**Problem to solve:** Find the lines of data that contain the string "Комитета", then list them.

**Provided data:**
+ + + +

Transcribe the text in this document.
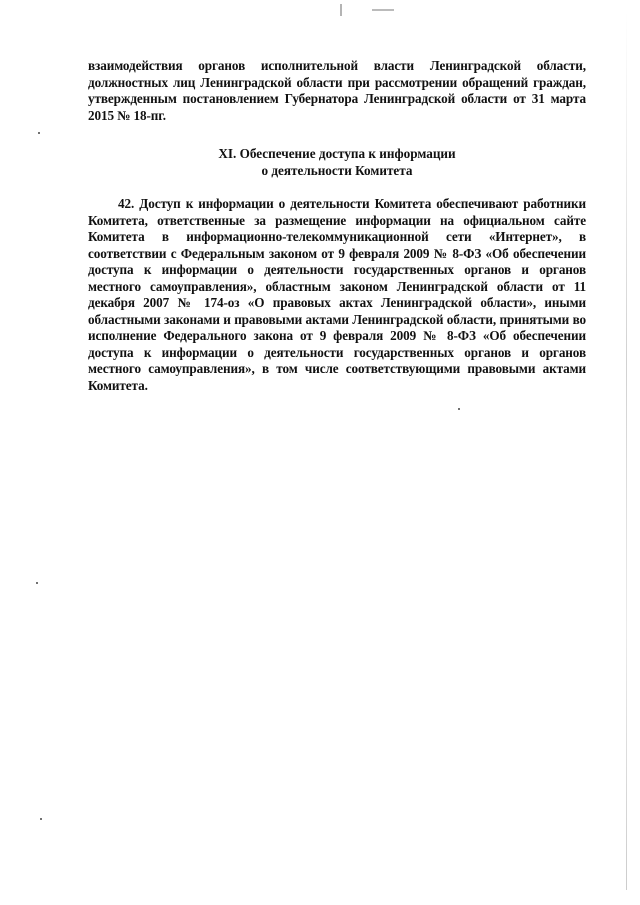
взаимодействия органов исполнительной власти Ленинградской области,
должностных лиц Ленинградской области при рассмотрении обращений граждан,
утвержденным постановлением Губернатора Ленинградской области от 31 марта
2015 № 18-пг.
XI. Обеспечение доступа к информации
о деятельности Комитета
42. Доступ к информации о деятельности Комитета обеспечивают работники
Комитета, ответственные за размещение информации на официальном сайте
Комитета в информационно-телекоммуникационной сети «Интернет», в
соответствии с Федеральным законом от 9 февраля 2009 № 8-ФЗ «Об обеспечении
доступа к информации о деятельности государственных органов и органов
местного самоуправления», областным законом Ленинградской области от 11
декабря 2007 № 174-оз «О правовых актах Ленинградской области», иными
областными законами и правовыми актами Ленинградской области, принятыми во
исполнение Федерального закона от 9 февраля 2009 № 8-ФЗ «Об обеспечении
доступа к информации о деятельности государственных органов и органов
местного самоуправления», в том числе соответствующими правовыми актами
Комитета.
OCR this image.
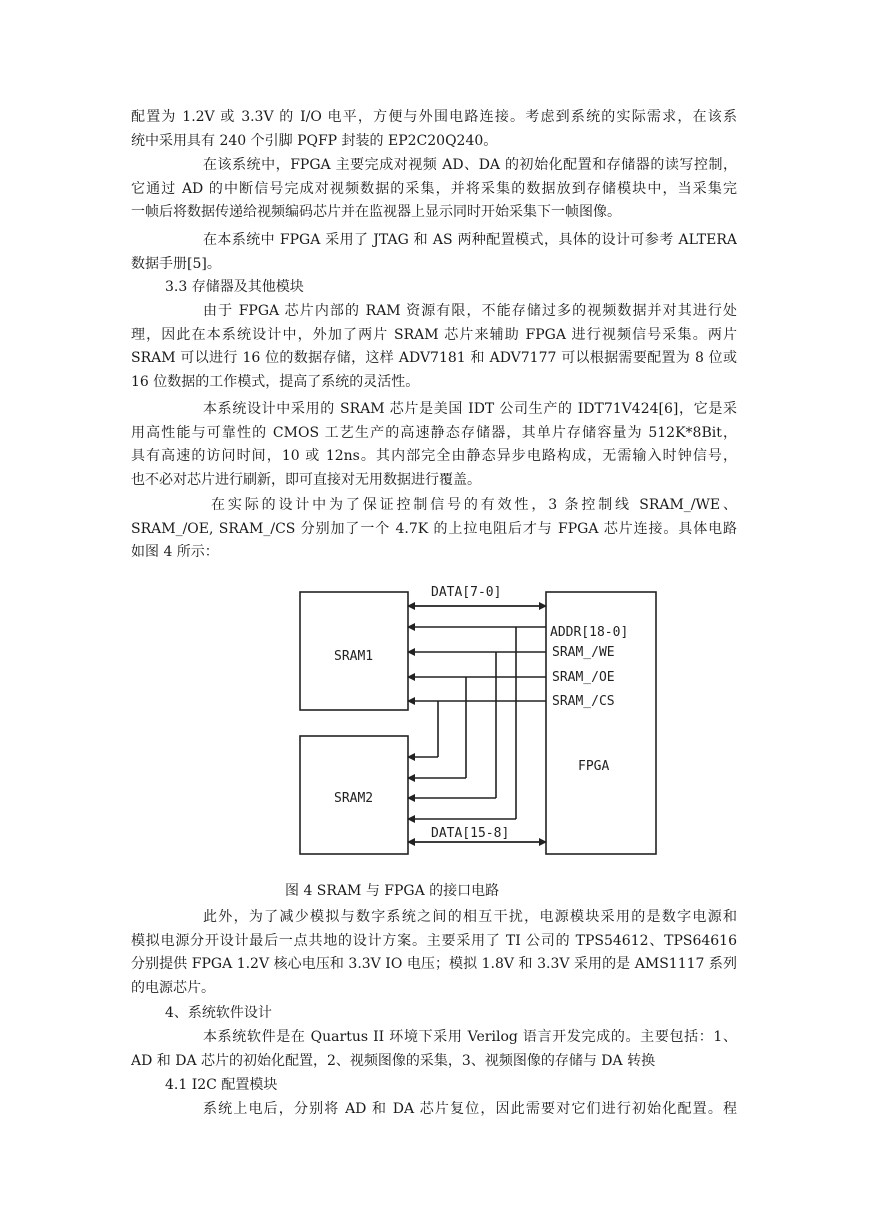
配置为 1.2V 或 3.3V 的 I/O 电平，方便与外围电路连接。考虑到系统的实际需求，在该系
统中采用具有 240 个引脚 PQFP 封装的 EP2C20Q240。
在该系统中，FPGA 主要完成对视频 AD、DA 的初始化配置和存储器的读写控制，
它通过 AD 的中断信号完成对视频数据的采集，并将采集的数据放到存储模块中，当采集完
一帧后将数据传递给视频编码芯片并在监视器上显示同时开始采集下一帧图像。
在本系统中 FPGA 采用了 JTAG 和 AS 两种配置模式，具体的设计可参考 ALTERA
数据手册[5]。

3.3 存储器及其他模块

由于 FPGA 芯片内部的 RAM 资源有限，不能存储过多的视频数据并对其进行处
理，因此在本系统设计中，外加了两片 SRAM 芯片来辅助 FPGA 进行视频信号采集。两片
SRAM 可以进行 16 位的数据存储，这样 ADV7181 和 ADV7177 可以根据需要配置为 8 位或
16 位数据的工作模式，提高了系统的灵活性。
本系统设计中采用的 SRAM 芯片是美国 IDT 公司生产的 IDT71V424[6]，它是采
用高性能与可靠性的 CMOS 工艺生产的高速静态存储器，其单片存储容量为 512K*8Bit，
具有高速的访问时间，10 或 12ns。其内部完全由静态异步电路构成，无需输入时钟信号，
也不必对芯片进行刷新，即可直接对无用数据进行覆盖。
在实际的设计中为了保证控制信号的有效性，3 条控制线 SRAM_/WE、
SRAM_/OE, SRAM_/CS 分别加了一个 4.7K 的上拉电阻后才与 FPGA 芯片连接。具体电路
如图 4 所示：
DATA[7-0]
DATA[15-8]
ADDR[18-0]
SRAM_/WE
SRAM_/OE
SRAM_/CS
SRAM1
SRAM2
FPGA

图 4 SRAM 与 FPGA 的接口电路

此外，为了减少模拟与数字系统之间的相互干扰，电源模块采用的是数字电源和
模拟电源分开设计最后一点共地的设计方案。主要采用了 TI 公司的 TPS54612、TPS64616
分别提供 FPGA 1.2V 核心电压和 3.3V IO 电压；模拟 1.8V 和 3.3V 采用的是 AMS1117 系列
的电源芯片。

4、系统软件设计

本系统软件是在 Quartus II 环境下采用 Verilog 语言开发完成的。主要包括：1、
AD 和 DA 芯片的初始化配置，2、视频图像的采集，3、视频图像的存储与 DA 转换

4.1 I2C 配置模块

系统上电后，分别将 AD 和 DA 芯片复位，因此需要对它们进行初始化配置。程
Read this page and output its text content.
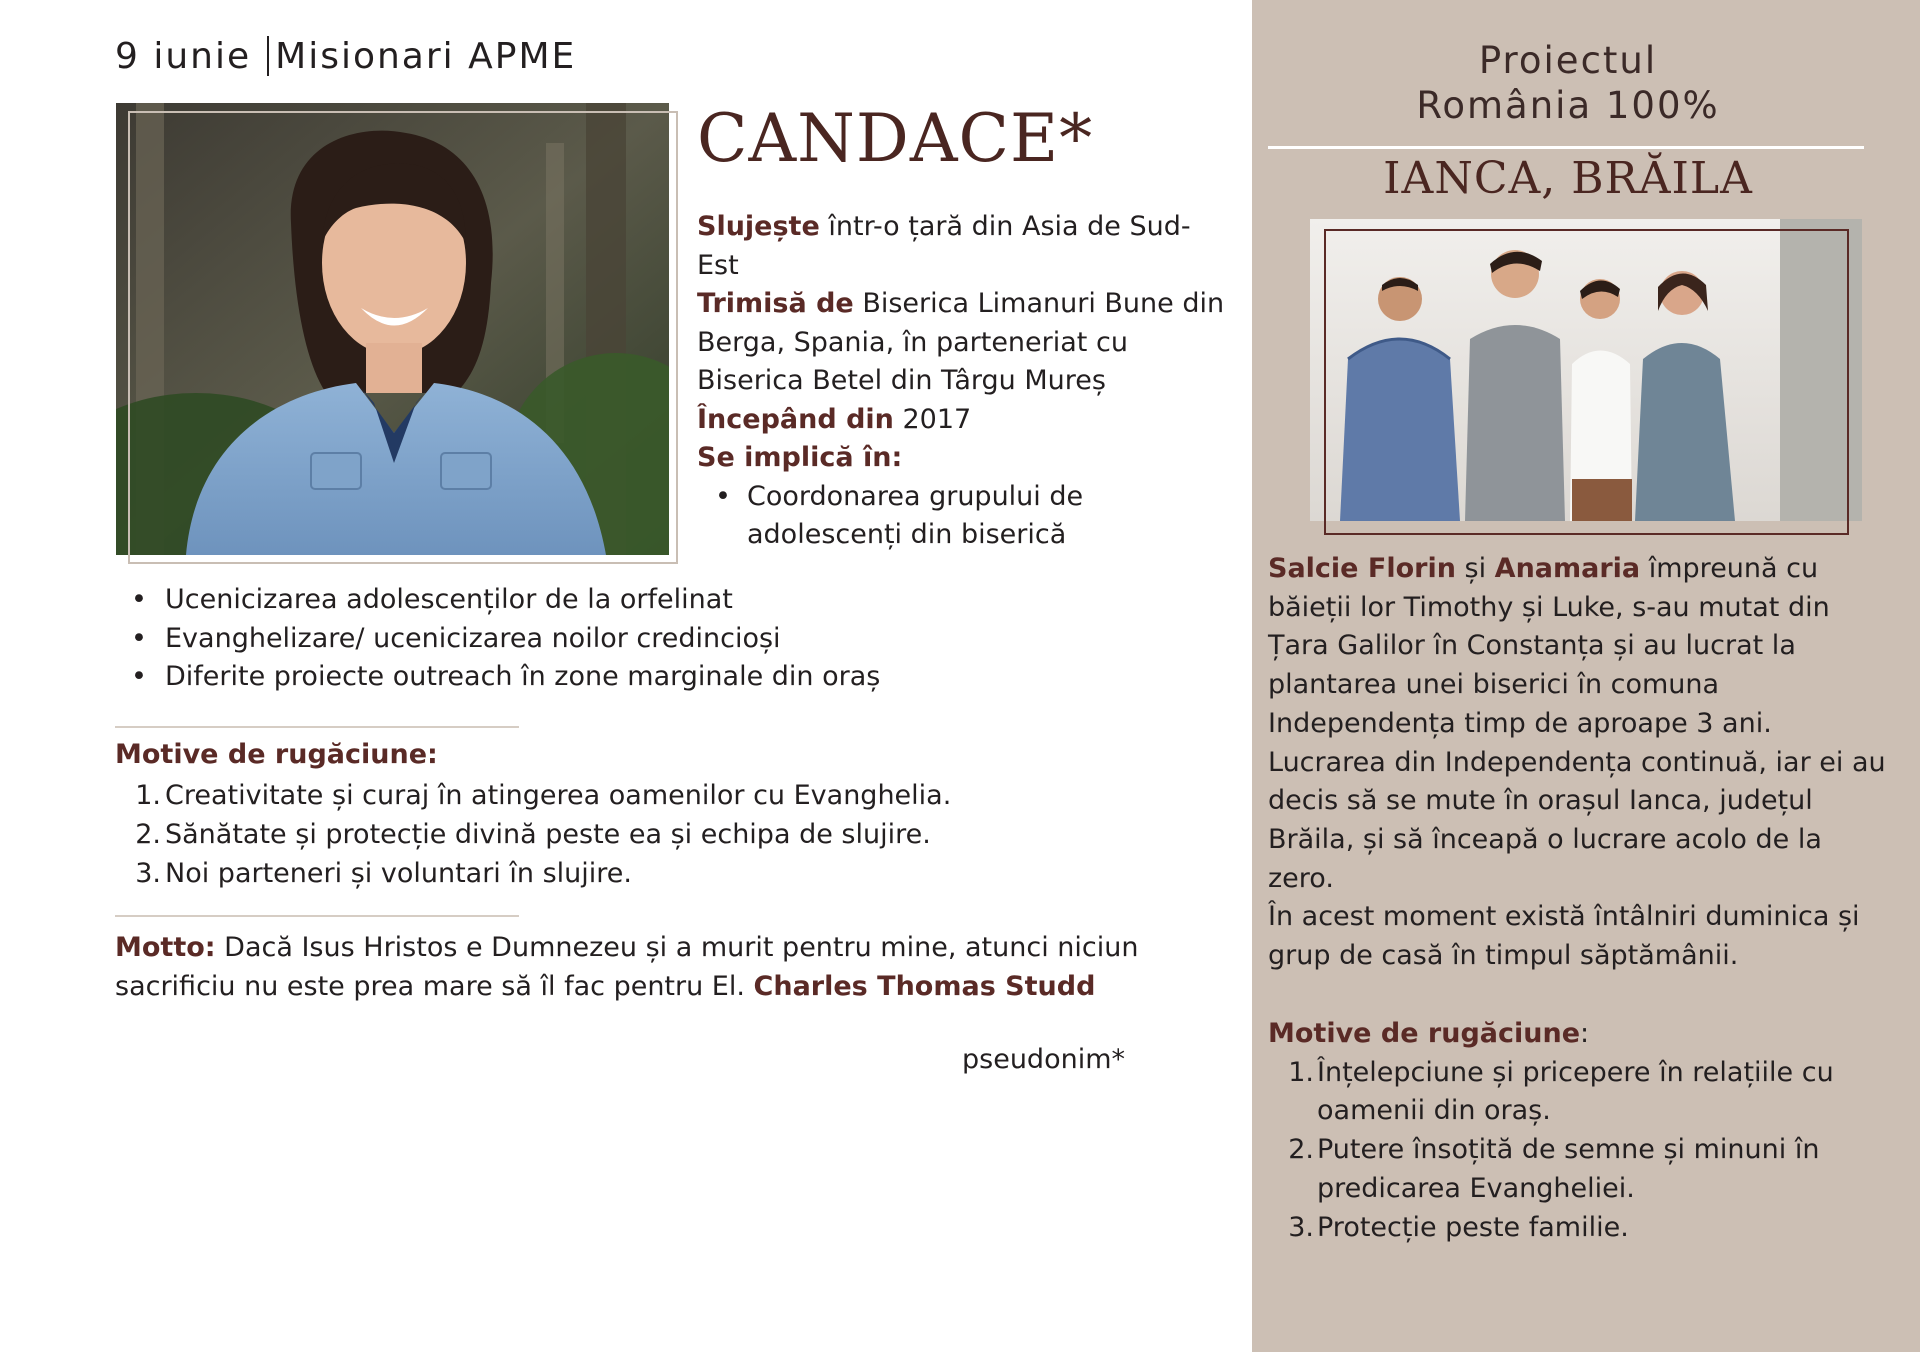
9 iunie Misionari APME
CANDACE*

Slujește într-o țară din Asia de Sud-Est

Trimisă de Biserica Limanuri Bune din Berga, Spania, în parteneriat cu Biserica Betel din Târgu Mureș

Începând din 2017

Se implică în:

• Coordonarea grupului de adolescenți din biserică
• Ucenicizarea adolescenților de la orfelinat
• Evanghelizare/ ucenicizarea noilor credincioși
• Diferite proiecte outreach în zone marginale din oraș

Motive de rugăciune:

1. Creativitate și curaj în atingerea oamenilor cu Evanghelia.
2. Sănătate și protecție divină peste ea și echipa de slujire.
3. Noi parteneri și voluntari în slujire.
Motto: Dacă Isus Hristos e Dumnezeu și a murit pentru mine, atunci niciun sacrificiu nu este prea mare să îl fac pentru El. Charles Thomas Studd
pseudonim*
Proiectul
România 100%
IANCA, BRĂILA

Salcie Florin și Anamaria împreună cu băieții lor Timothy și Luke, s-au mutat din Țara Galilor în Constanța și au lucrat la plantarea unei biserici în comuna Independența timp de aproape 3 ani. Lucrarea din Independența continuă, iar ei au decis să se mute în orașul Ianca, județul Brăila, și să înceapă o lucrare acolo de la zero.

În acest moment există întâlniri duminica și grup de casă în timpul săptămânii.

Motive de rugăciune:

1. Înțelepciune și pricepere în relațiile cu oamenii din oraș.
2. Putere însoțită de semne și minuni în predicarea Evangheliei.
3. Protecție peste familie.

+ + + +

**Response:**
о деятельности Комитета
42. Доступ к информации о деятельности Комитета обеспечивают работники
Комитета, ответственные за размещение информации на официальном сайте
Комитета в информационно-телекоммуникационной сети «Интернет», в
Комитета.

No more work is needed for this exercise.